[Task goal] Write every line out verbatim and omit the pictures.
(begin)
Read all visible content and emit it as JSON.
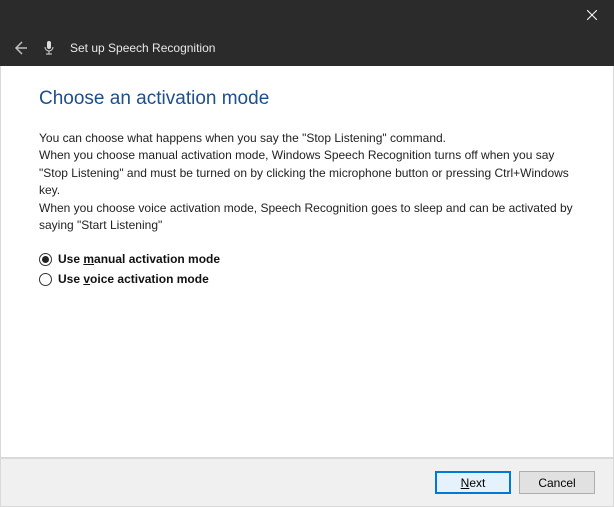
{
  "window": {
    "title": "Set up Speech Recognition"
  },
  "page": {
    "heading": "Choose an activation mode",
    "description": "You can choose what happens when you say the \"Stop Listening\" command.\nWhen you choose manual activation mode, Windows Speech Recognition turns off when you say \"Stop Listening\" and must be turned on by clicking the microphone button or pressing Ctrl+Windows key.\nWhen you choose voice activation mode, Speech Recognition goes to sleep and can be activated by saying \"Start Listening\""
  },
  "options": {
    "manual": {
      "label_pre": "Use ",
      "label_accel": "m",
      "label_post": "anual activation mode",
      "selected": true
    },
    "voice": {
      "label_pre": "Use ",
      "label_accel": "v",
      "label_post": "oice activation mode",
      "selected": false
    }
  },
  "buttons": {
    "next_accel": "N",
    "next_post": "ext",
    "cancel": "Cancel"
  }
}
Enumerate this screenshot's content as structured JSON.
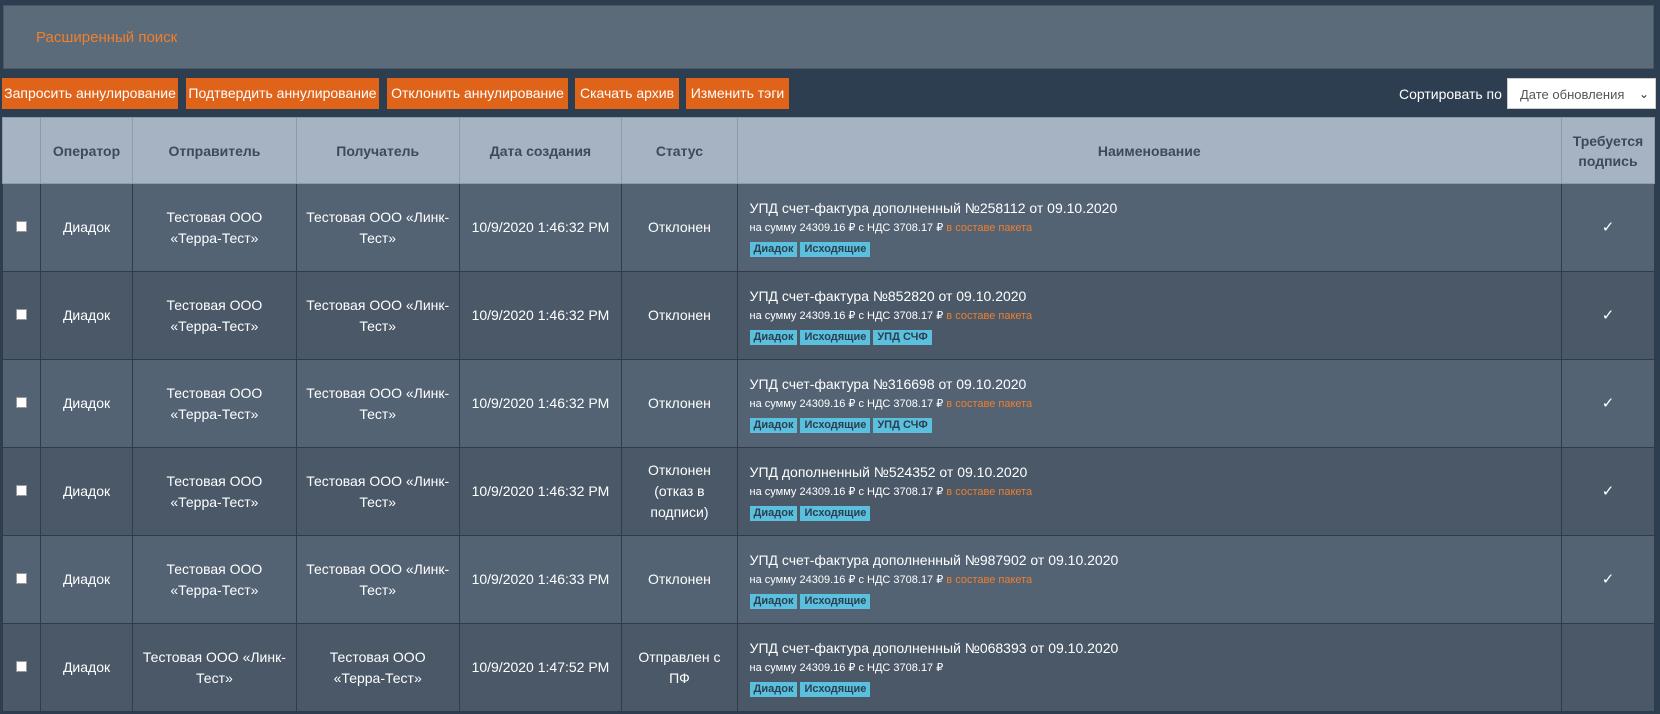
{
  "search": {
    "title": "Расширенный поиск"
  },
  "toolbar": {
    "buttons": [
      "Запросить аннулирование",
      "Подтвердить аннулирование",
      "Отклонить аннулирование",
      "Скачать архив",
      "Изменить тэги"
    ],
    "sort_label": "Сортировать по",
    "sort_value": "Дате обновления"
  },
  "table": {
    "headers": {
      "operator": "Оператор",
      "sender": "Отправитель",
      "recipient": "Получатель",
      "created": "Дата создания",
      "status": "Статус",
      "name": "Наименование",
      "sign_l1": "Требуется",
      "sign_l2": "подпись"
    },
    "rows": [
      {
        "operator": "Диадок",
        "sender": "Тестовая ООО «Терра-Тест»",
        "recipient": "Тестовая ООО «Линк-Тест»",
        "created": "10/9/2020 1:46:32 PM",
        "status": "Отклонен",
        "title": "УПД счет-фактура дополненный №258112 от 09.10.2020",
        "sum": "на сумму 24309.16 ₽ с НДС 3708.17 ₽",
        "package": "в составе пакета",
        "tags": [
          "Диадок",
          "Исходящие"
        ],
        "sign": "✓"
      },
      {
        "operator": "Диадок",
        "sender": "Тестовая ООО «Терра-Тест»",
        "recipient": "Тестовая ООО «Линк-Тест»",
        "created": "10/9/2020 1:46:32 PM",
        "status": "Отклонен",
        "title": "УПД счет-фактура №852820 от 09.10.2020",
        "sum": "на сумму 24309.16 ₽ с НДС 3708.17 ₽",
        "package": "в составе пакета",
        "tags": [
          "Диадок",
          "Исходящие",
          "УПД СЧФ"
        ],
        "sign": "✓"
      },
      {
        "operator": "Диадок",
        "sender": "Тестовая ООО «Терра-Тест»",
        "recipient": "Тестовая ООО «Линк-Тест»",
        "created": "10/9/2020 1:46:32 PM",
        "status": "Отклонен",
        "title": "УПД счет-фактура №316698 от 09.10.2020",
        "sum": "на сумму 24309.16 ₽ с НДС 3708.17 ₽",
        "package": "в составе пакета",
        "tags": [
          "Диадок",
          "Исходящие",
          "УПД СЧФ"
        ],
        "sign": "✓"
      },
      {
        "operator": "Диадок",
        "sender": "Тестовая ООО «Терра-Тест»",
        "recipient": "Тестовая ООО «Линк-Тест»",
        "created": "10/9/2020 1:46:32 PM",
        "status": "Отклонен (отказ в подписи)",
        "title": "УПД дополненный №524352 от 09.10.2020",
        "sum": "на сумму 24309.16 ₽ с НДС 3708.17 ₽",
        "package": "в составе пакета",
        "tags": [
          "Диадок",
          "Исходящие"
        ],
        "sign": "✓"
      },
      {
        "operator": "Диадок",
        "sender": "Тестовая ООО «Терра-Тест»",
        "recipient": "Тестовая ООО «Линк-Тест»",
        "created": "10/9/2020 1:46:33 PM",
        "status": "Отклонен",
        "title": "УПД счет-фактура дополненный №987902 от 09.10.2020",
        "sum": "на сумму 24309.16 ₽ с НДС 3708.17 ₽",
        "package": "в составе пакета",
        "tags": [
          "Диадок",
          "Исходящие"
        ],
        "sign": "✓"
      },
      {
        "operator": "Диадок",
        "sender": "Тестовая ООО «Линк-Тест»",
        "recipient": "Тестовая ООО «Терра-Тест»",
        "created": "10/9/2020 1:47:52 PM",
        "status": "Отправлен с ПФ",
        "title": "УПД счет-фактура дополненный №068393 от 09.10.2020",
        "sum": "на сумму 24309.16 ₽ с НДС 3708.17 ₽",
        "package": "",
        "tags": [
          "Диадок",
          "Исходящие"
        ],
        "sign": ""
      }
    ]
  }
}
(end)
[Full answer]
Read all visible content and emit it as JSON.
{
  "window": {
    "title": "Set up Speech Recognition"
  },
  "page": {
    "heading": "Choose an activation mode",
    "description": "You can choose what happens when you say the \"Stop Listening\" command.\nWhen you choose manual activation mode, Windows Speech Recognition turns off when you say \"Stop Listening\" and must be turned on by clicking the microphone button or pressing Ctrl+Windows key.\nWhen you choose voice activation mode, Speech Recognition goes to sleep and can be activated by saying \"Start Listening\""
  },
  "options": {
    "manual": {
      "label_pre": "Use ",
      "label_accel": "m",
      "label_post": "anual activation mode",
      "selected": true
    },
    "voice": {
      "label_pre": "Use ",
      "label_accel": "v",
      "label_post": "oice activation mode",
      "selected": false
    }
  },
  "buttons": {
    "next_accel": "N",
    "next_post": "ext",
    "cancel": "Cancel"
  }
}
Enumerate this screenshot's content as structured JSON.
{
  "search": {
    "title": "Расширенный поиск"
  },
  "toolbar": {
    "buttons": [
      "Запросить аннулирование",
      "Подтвердить аннулирование",
      "Отклонить аннулирование",
      "Скачать архив",
      "Изменить тэги"
    ],
    "sort_label": "Сортировать по",
    "sort_value": "Дате обновления"
  },
  "table": {
    "headers": {
      "operator": "Оператор",
      "sender": "Отправитель",
      "recipient": "Получатель",
      "created": "Дата создания",
      "status": "Статус",
      "name": "Наименование",
      "sign_l1": "Требуется",
      "sign_l2": "подпись"
    },
    "rows": [
      {
        "operator": "Диадок",
        "sender": "Тестовая ООО «Терра-Тест»",
        "recipient": "Тестовая ООО «Линк-Тест»",
        "created": "10/9/2020 1:46:32 PM",
        "status": "Отклонен",
        "title": "УПД счет-фактура дополненный №258112 от 09.10.2020",
        "sum": "на сумму 24309.16 ₽ с НДС 3708.17 ₽",
        "package": "в составе пакета",
        "tags": [
          "Диадок",
          "Исходящие"
        ],
        "sign": "✓"
      },
      {
        "operator": "Диадок",
        "sender": "Тестовая ООО «Терра-Тест»",
        "recipient": "Тестовая ООО «Линк-Тест»",
        "created": "10/9/2020 1:46:32 PM",
        "status": "Отклонен",
        "title": "УПД счет-фактура №852820 от 09.10.2020",
        "sum": "на сумму 24309.16 ₽ с НДС 3708.17 ₽",
        "package": "в составе пакета",
        "tags": [
          "Диадок",
          "Исходящие",
          "УПД СЧФ"
        ],
        "sign": "✓"
      },
      {
        "operator": "Диадок",
        "sender": "Тестовая ООО «Терра-Тест»",
        "recipient": "Тестовая ООО «Линк-Тест»",
        "created": "10/9/2020 1:46:32 PM",
        "status": "Отклонен",
        "title": "УПД счет-фактура №316698 от 09.10.2020",
        "sum": "на сумму 24309.16 ₽ с НДС 3708.17 ₽",
        "package": "в составе пакета",
        "tags": [
          "Диадок",
          "Исходящие",
          "УПД СЧФ"
        ],
        "sign": "✓"
      },
      {
        "operator": "Диадок",
        "sender": "Тестовая ООО «Терра-Тест»",
        "recipient": "Тестовая ООО «Линк-Тест»",
        "created": "10/9/2020 1:46:32 PM",
        "status": "Отклонен (отказ в подписи)",
        "title": "УПД дополненный №524352 от 09.10.2020",
        "sum": "на сумму 24309.16 ₽ с НДС 3708.17 ₽",
        "package": "в составе пакета",
        "tags": [
          "Диадок",
          "Исходящие"
        ],
        "sign": "✓"
      },
      {
        "operator": "Диадок",
        "sender": "Тестовая ООО «Терра-Тест»",
        "recipient": "Тестовая ООО «Линк-Тест»",
        "created": "10/9/2020 1:46:33 PM",
        "status": "Отклонен",
        "title": "УПД счет-фактура дополненный №987902 от 09.10.2020",
        "sum": "на сумму 24309.16 ₽ с НДС 3708.17 ₽",
        "package": "в составе пакета",
        "tags": [
          "Диадок",
          "Исходящие"
        ],
        "sign": "✓"
      },
      {
        "operator": "Диадок",
        "sender": "Тестовая ООО «Линк-Тест»",
        "recipient": "Тестовая ООО «Терра-Тест»",
        "created": "10/9/2020 1:47:52 PM",
        "status": "Отправлен с ПФ",
        "title": "УПД счет-фактура дополненный №068393 от 09.10.2020",
        "sum": "на сумму 24309.16 ₽ с НДС 3708.17 ₽",
        "package": "",
        "tags": [
          "Диадок",
          "Исходящие"
        ],
        "sign": ""
      }
    ]
  }
}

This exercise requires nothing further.